▶ _Material for this exercise_
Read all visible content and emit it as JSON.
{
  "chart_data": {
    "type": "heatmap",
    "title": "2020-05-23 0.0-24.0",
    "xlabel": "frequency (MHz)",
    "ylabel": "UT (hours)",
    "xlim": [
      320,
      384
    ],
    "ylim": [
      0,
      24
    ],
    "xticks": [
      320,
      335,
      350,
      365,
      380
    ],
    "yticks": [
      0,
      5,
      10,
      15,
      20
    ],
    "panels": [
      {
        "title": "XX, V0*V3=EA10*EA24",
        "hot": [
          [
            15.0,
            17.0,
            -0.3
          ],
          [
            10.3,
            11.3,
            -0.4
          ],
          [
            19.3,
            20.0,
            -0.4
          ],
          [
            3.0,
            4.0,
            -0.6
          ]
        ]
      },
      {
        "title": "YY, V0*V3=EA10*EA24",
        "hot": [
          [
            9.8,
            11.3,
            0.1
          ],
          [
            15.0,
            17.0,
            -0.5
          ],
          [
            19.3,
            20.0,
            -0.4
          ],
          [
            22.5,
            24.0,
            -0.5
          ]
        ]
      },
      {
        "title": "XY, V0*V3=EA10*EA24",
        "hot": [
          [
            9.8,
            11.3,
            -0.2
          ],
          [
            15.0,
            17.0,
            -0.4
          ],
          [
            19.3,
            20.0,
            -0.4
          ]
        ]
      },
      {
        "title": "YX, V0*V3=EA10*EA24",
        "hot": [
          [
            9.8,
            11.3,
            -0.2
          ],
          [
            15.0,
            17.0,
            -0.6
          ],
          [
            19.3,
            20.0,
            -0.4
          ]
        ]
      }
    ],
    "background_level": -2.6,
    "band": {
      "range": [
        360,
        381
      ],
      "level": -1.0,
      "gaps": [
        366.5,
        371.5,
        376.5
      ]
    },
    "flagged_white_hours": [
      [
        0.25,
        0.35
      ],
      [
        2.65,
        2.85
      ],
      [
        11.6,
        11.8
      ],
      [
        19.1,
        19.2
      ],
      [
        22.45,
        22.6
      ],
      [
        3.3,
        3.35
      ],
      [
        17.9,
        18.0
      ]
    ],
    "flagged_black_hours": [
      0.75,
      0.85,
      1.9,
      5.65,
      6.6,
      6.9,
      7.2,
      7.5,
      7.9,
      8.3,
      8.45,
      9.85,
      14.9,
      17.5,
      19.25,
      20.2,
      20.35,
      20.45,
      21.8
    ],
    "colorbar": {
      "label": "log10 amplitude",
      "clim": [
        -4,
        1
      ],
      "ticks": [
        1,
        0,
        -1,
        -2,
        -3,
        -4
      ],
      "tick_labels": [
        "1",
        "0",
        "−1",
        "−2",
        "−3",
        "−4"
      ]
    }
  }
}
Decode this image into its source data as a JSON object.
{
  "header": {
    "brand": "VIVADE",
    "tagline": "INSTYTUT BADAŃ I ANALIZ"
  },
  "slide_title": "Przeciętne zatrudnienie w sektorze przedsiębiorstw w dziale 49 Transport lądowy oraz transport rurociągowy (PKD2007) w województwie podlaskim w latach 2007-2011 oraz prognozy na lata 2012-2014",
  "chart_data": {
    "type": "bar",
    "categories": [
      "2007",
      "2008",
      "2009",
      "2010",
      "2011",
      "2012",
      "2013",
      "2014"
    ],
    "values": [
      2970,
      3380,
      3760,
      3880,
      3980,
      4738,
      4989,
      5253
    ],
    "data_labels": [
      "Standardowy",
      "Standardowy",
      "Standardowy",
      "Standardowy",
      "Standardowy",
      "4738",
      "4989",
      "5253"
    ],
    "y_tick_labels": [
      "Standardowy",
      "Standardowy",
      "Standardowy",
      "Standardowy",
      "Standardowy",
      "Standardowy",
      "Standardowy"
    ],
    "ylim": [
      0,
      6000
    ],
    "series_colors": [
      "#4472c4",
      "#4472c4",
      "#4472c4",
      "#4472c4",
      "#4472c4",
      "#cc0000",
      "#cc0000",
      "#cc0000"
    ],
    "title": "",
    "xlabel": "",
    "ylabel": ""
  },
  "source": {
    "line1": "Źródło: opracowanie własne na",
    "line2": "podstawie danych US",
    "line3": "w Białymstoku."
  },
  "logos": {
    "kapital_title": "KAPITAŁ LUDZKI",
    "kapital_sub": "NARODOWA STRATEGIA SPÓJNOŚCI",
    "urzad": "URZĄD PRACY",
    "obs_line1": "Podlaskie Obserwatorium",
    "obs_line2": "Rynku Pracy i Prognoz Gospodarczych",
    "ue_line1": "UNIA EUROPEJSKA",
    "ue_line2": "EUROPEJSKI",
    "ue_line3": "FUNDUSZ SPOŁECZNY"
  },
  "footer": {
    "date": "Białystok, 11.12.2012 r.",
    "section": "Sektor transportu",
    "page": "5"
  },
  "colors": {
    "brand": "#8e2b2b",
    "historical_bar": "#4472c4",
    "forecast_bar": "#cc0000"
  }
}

▶ _Task requirements_
Output all of the material exactly as written.

▶ _Response below_
Read all visible content and emit it as JSON.
{
  "chart_data": {
    "type": "heatmap",
    "title": "2020-05-23 0.0-24.0",
    "xlabel": "frequency (MHz)",
    "ylabel": "UT (hours)",
    "xlim": [
      320,
      384
    ],
    "ylim": [
      0,
      24
    ],
    "xticks": [
      320,
      335,
      350,
      365,
      380
    ],
    "yticks": [
      0,
      5,
      10,
      15,
      20
    ],
    "panels": [
      {
        "title": "XX, V0*V3=EA10*EA24",
        "hot": [
          [
            15.0,
            17.0,
            -0.3
          ],
          [
            10.3,
            11.3,
            -0.4
          ],
          [
            19.3,
            20.0,
            -0.4
          ],
          [
            3.0,
            4.0,
            -0.6
          ]
        ]
      },
      {
        "title": "YY, V0*V3=EA10*EA24",
        "hot": [
          [
            9.8,
            11.3,
            0.1
          ],
          [
            15.0,
            17.0,
            -0.5
          ],
          [
            19.3,
            20.0,
            -0.4
          ],
          [
            22.5,
            24.0,
            -0.5
          ]
        ]
      },
      {
        "title": "XY, V0*V3=EA10*EA24",
        "hot": [
          [
            9.8,
            11.3,
            -0.2
          ],
          [
            15.0,
            17.0,
            -0.4
          ],
          [
            19.3,
            20.0,
            -0.4
          ]
        ]
      },
      {
        "title": "YX, V0*V3=EA10*EA24",
        "hot": [
          [
            9.8,
            11.3,
            -0.2
          ],
          [
            15.0,
            17.0,
            -0.6
          ],
          [
            19.3,
            20.0,
            -0.4
          ]
        ]
      }
    ],
    "background_level": -2.6,
    "band": {
      "range": [
        360,
        381
      ],
      "level": -1.0,
      "gaps": [
        366.5,
        371.5,
        376.5
      ]
    },
    "flagged_white_hours": [
      [
        0.25,
        0.35
      ],
      [
        2.65,
        2.85
      ],
      [
        11.6,
        11.8
      ],
      [
        19.1,
        19.2
      ],
      [
        22.45,
        22.6
      ],
      [
        3.3,
        3.35
      ],
      [
        17.9,
        18.0
      ]
    ],
    "flagged_black_hours": [
      0.75,
      0.85,
      1.9,
      5.65,
      6.6,
      6.9,
      7.2,
      7.5,
      7.9,
      8.3,
      8.45,
      9.85,
      14.9,
      17.5,
      19.25,
      20.2,
      20.35,
      20.45,
      21.8
    ],
    "colorbar": {
      "label": "log10 amplitude",
      "clim": [
        -4,
        1
      ],
      "ticks": [
        1,
        0,
        -1,
        -2,
        -3,
        -4
      ],
      "tick_labels": [
        "1",
        "0",
        "−1",
        "−2",
        "−3",
        "−4"
      ]
    }
  }
}
Decode this image into its source data as a JSON object.
{
  "header": {
    "brand": "VIVADE",
    "tagline": "INSTYTUT BADAŃ I ANALIZ"
  },
  "slide_title": "Przeciętne zatrudnienie w sektorze przedsiębiorstw w dziale 49 Transport lądowy oraz transport rurociągowy (PKD2007) w województwie podlaskim w latach 2007-2011 oraz prognozy na lata 2012-2014",
  "chart_data": {
    "type": "bar",
    "categories": [
      "2007",
      "2008",
      "2009",
      "2010",
      "2011",
      "2012",
      "2013",
      "2014"
    ],
    "values": [
      2970,
      3380,
      3760,
      3880,
      3980,
      4738,
      4989,
      5253
    ],
    "data_labels": [
      "Standardowy",
      "Standardowy",
      "Standardowy",
      "Standardowy",
      "Standardowy",
      "4738",
      "4989",
      "5253"
    ],
    "y_tick_labels": [
      "Standardowy",
      "Standardowy",
      "Standardowy",
      "Standardowy",
      "Standardowy",
      "Standardowy",
      "Standardowy"
    ],
    "ylim": [
      0,
      6000
    ],
    "series_colors": [
      "#4472c4",
      "#4472c4",
      "#4472c4",
      "#4472c4",
      "#4472c4",
      "#cc0000",
      "#cc0000",
      "#cc0000"
    ],
    "title": "",
    "xlabel": "",
    "ylabel": ""
  },
  "source": {
    "line1": "Źródło: opracowanie własne na",
    "line2": "podstawie danych US",
    "line3": "w Białymstoku."
  },
  "logos": {
    "kapital_title": "KAPITAŁ LUDZKI",
    "kapital_sub": "NARODOWA STRATEGIA SPÓJNOŚCI",
    "urzad": "URZĄD PRACY",
    "obs_line1": "Podlaskie Obserwatorium",
    "obs_line2": "Rynku Pracy i Prognoz Gospodarczych",
    "ue_line1": "UNIA EUROPEJSKA",
    "ue_line2": "EUROPEJSKI",
    "ue_line3": "FUNDUSZ SPOŁECZNY"
  },
  "footer": {
    "date": "Białystok, 11.12.2012 r.",
    "section": "Sektor transportu",
    "page": "5"
  },
  "colors": {
    "brand": "#8e2b2b",
    "historical_bar": "#4472c4",
    "forecast_bar": "#cc0000"
  }
}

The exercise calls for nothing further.